Collected data entries

## start

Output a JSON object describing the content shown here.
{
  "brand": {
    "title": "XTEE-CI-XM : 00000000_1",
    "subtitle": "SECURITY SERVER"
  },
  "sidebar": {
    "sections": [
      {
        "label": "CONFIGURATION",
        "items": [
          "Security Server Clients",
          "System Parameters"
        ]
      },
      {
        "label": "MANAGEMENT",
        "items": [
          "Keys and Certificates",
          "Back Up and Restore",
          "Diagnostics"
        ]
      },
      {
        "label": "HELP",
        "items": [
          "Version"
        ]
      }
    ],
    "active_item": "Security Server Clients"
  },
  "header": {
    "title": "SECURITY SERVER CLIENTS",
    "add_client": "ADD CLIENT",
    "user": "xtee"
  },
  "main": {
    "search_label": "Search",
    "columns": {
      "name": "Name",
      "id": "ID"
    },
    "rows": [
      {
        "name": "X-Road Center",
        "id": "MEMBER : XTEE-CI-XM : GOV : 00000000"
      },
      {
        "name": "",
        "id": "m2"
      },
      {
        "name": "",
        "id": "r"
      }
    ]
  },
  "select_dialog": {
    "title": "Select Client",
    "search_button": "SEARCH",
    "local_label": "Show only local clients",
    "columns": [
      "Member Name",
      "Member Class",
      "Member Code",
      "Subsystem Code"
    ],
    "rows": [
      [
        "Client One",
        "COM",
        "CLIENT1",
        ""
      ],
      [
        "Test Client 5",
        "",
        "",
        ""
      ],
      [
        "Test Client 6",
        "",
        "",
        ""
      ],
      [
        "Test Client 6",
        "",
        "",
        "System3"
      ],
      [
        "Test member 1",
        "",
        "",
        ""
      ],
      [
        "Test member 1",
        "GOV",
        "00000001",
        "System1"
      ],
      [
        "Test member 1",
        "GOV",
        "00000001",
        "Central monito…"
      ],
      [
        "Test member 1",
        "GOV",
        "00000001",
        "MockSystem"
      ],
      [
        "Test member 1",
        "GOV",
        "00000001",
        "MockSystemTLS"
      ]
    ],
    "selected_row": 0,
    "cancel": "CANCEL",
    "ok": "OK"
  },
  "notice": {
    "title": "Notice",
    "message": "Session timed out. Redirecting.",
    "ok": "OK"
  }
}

## end

● Exercise description
Transcribe the material above in its entirety. Match it exactly.

● Answer below
Output a JSON object describing the content shown here.
{
  "brand": {
    "title": "XTEE-CI-XM : 00000000_1",
    "subtitle": "SECURITY SERVER"
  },
  "sidebar": {
    "sections": [
      {
        "label": "CONFIGURATION",
        "items": [
          "Security Server Clients",
          "System Parameters"
        ]
      },
      {
        "label": "MANAGEMENT",
        "items": [
          "Keys and Certificates",
          "Back Up and Restore",
          "Diagnostics"
        ]
      },
      {
        "label": "HELP",
        "items": [
          "Version"
        ]
      }
    ],
    "active_item": "Security Server Clients"
  },
  "header": {
    "title": "SECURITY SERVER CLIENTS",
    "add_client": "ADD CLIENT",
    "user": "xtee"
  },
  "main": {
    "search_label": "Search",
    "columns": {
      "name": "Name",
      "id": "ID"
    },
    "rows": [
      {
        "name": "X-Road Center",
        "id": "MEMBER : XTEE-CI-XM : GOV : 00000000"
      },
      {
        "name": "",
        "id": "m2"
      },
      {
        "name": "",
        "id": "r"
      }
    ]
  },
  "select_dialog": {
    "title": "Select Client",
    "search_button": "SEARCH",
    "local_label": "Show only local clients",
    "columns": [
      "Member Name",
      "Member Class",
      "Member Code",
      "Subsystem Code"
    ],
    "rows": [
      [
        "Client One",
        "COM",
        "CLIENT1",
        ""
      ],
      [
        "Test Client 5",
        "",
        "",
        ""
      ],
      [
        "Test Client 6",
        "",
        "",
        ""
      ],
      [
        "Test Client 6",
        "",
        "",
        "System3"
      ],
      [
        "Test member 1",
        "",
        "",
        ""
      ],
      [
        "Test member 1",
        "GOV",
        "00000001",
        "System1"
      ],
      [
        "Test member 1",
        "GOV",
        "00000001",
        "Central monito…"
      ],
      [
        "Test member 1",
        "GOV",
        "00000001",
        "MockSystem"
      ],
      [
        "Test member 1",
        "GOV",
        "00000001",
        "MockSystemTLS"
      ]
    ],
    "selected_row": 0,
    "cancel": "CANCEL",
    "ok": "OK"
  },
  "notice": {
    "title": "Notice",
    "message": "Session timed out. Redirecting.",
    "ok": "OK"
  }
}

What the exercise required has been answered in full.